Begin TASK MATERIAL
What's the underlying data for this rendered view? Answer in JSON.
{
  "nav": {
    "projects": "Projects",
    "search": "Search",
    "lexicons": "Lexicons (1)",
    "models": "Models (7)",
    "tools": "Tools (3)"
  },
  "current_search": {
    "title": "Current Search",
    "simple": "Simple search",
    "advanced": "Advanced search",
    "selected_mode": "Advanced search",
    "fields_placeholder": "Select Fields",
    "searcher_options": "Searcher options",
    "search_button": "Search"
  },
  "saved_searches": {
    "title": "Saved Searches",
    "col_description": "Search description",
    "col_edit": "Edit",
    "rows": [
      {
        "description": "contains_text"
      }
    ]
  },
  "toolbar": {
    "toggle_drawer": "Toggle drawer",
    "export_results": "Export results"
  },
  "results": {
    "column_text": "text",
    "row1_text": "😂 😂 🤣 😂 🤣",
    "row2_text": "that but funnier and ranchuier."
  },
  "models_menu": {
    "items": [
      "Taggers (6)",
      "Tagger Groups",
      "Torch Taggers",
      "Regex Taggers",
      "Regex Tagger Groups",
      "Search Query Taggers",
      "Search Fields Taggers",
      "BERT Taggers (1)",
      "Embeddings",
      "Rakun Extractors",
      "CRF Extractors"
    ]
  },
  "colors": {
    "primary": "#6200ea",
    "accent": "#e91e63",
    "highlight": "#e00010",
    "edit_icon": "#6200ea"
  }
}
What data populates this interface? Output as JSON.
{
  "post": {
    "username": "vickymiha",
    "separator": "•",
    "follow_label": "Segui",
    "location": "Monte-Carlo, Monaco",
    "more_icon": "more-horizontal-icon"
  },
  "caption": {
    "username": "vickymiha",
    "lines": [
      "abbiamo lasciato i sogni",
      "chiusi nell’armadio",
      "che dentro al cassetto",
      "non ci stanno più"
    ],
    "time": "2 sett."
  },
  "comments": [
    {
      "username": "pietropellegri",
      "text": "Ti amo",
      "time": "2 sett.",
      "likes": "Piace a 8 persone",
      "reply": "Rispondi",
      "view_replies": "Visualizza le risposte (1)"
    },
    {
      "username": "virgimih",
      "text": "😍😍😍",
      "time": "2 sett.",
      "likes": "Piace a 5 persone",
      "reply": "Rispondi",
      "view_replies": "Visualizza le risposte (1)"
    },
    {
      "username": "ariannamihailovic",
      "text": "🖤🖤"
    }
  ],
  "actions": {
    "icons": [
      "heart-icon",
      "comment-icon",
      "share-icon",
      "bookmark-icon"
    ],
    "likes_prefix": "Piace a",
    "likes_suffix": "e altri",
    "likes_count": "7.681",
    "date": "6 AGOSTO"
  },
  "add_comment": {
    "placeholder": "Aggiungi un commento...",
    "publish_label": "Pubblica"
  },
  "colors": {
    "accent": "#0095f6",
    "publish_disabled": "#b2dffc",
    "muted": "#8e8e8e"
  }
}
End TASK MATERIAL
SHORT EXERCISE. Word for word, write out all of the data above.

RESPONSE.
What's the underlying data for this rendered view? Answer in JSON.
{
  "nav": {
    "projects": "Projects",
    "search": "Search",
    "lexicons": "Lexicons (1)",
    "models": "Models (7)",
    "tools": "Tools (3)"
  },
  "current_search": {
    "title": "Current Search",
    "simple": "Simple search",
    "advanced": "Advanced search",
    "selected_mode": "Advanced search",
    "fields_placeholder": "Select Fields",
    "searcher_options": "Searcher options",
    "search_button": "Search"
  },
  "saved_searches": {
    "title": "Saved Searches",
    "col_description": "Search description",
    "col_edit": "Edit",
    "rows": [
      {
        "description": "contains_text"
      }
    ]
  },
  "toolbar": {
    "toggle_drawer": "Toggle drawer",
    "export_results": "Export results"
  },
  "results": {
    "column_text": "text",
    "row1_text": "😂 😂 🤣 😂 🤣",
    "row2_text": "that but funnier and ranchuier."
  },
  "models_menu": {
    "items": [
      "Taggers (6)",
      "Tagger Groups",
      "Torch Taggers",
      "Regex Taggers",
      "Regex Tagger Groups",
      "Search Query Taggers",
      "Search Fields Taggers",
      "BERT Taggers (1)",
      "Embeddings",
      "Rakun Extractors",
      "CRF Extractors"
    ]
  },
  "colors": {
    "primary": "#6200ea",
    "accent": "#e91e63",
    "highlight": "#e00010",
    "edit_icon": "#6200ea"
  }
}
What data populates this interface? Output as JSON.
{
  "post": {
    "username": "vickymiha",
    "separator": "•",
    "follow_label": "Segui",
    "location": "Monte-Carlo, Monaco",
    "more_icon": "more-horizontal-icon"
  },
  "caption": {
    "username": "vickymiha",
    "lines": [
      "abbiamo lasciato i sogni",
      "chiusi nell’armadio",
      "che dentro al cassetto",
      "non ci stanno più"
    ],
    "time": "2 sett."
  },
  "comments": [
    {
      "username": "pietropellegri",
      "text": "Ti amo",
      "time": "2 sett.",
      "likes": "Piace a 8 persone",
      "reply": "Rispondi",
      "view_replies": "Visualizza le risposte (1)"
    },
    {
      "username": "virgimih",
      "text": "😍😍😍",
      "time": "2 sett.",
      "likes": "Piace a 5 persone",
      "reply": "Rispondi",
      "view_replies": "Visualizza le risposte (1)"
    },
    {
      "username": "ariannamihailovic",
      "text": "🖤🖤"
    }
  ],
  "actions": {
    "icons": [
      "heart-icon",
      "comment-icon",
      "share-icon",
      "bookmark-icon"
    ],
    "likes_prefix": "Piace a",
    "likes_suffix": "e altri",
    "likes_count": "7.681",
    "date": "6 AGOSTO"
  },
  "add_comment": {
    "placeholder": "Aggiungi un commento...",
    "publish_label": "Pubblica"
  },
  "colors": {
    "accent": "#0095f6",
    "publish_disabled": "#b2dffc",
    "muted": "#8e8e8e"
  }
}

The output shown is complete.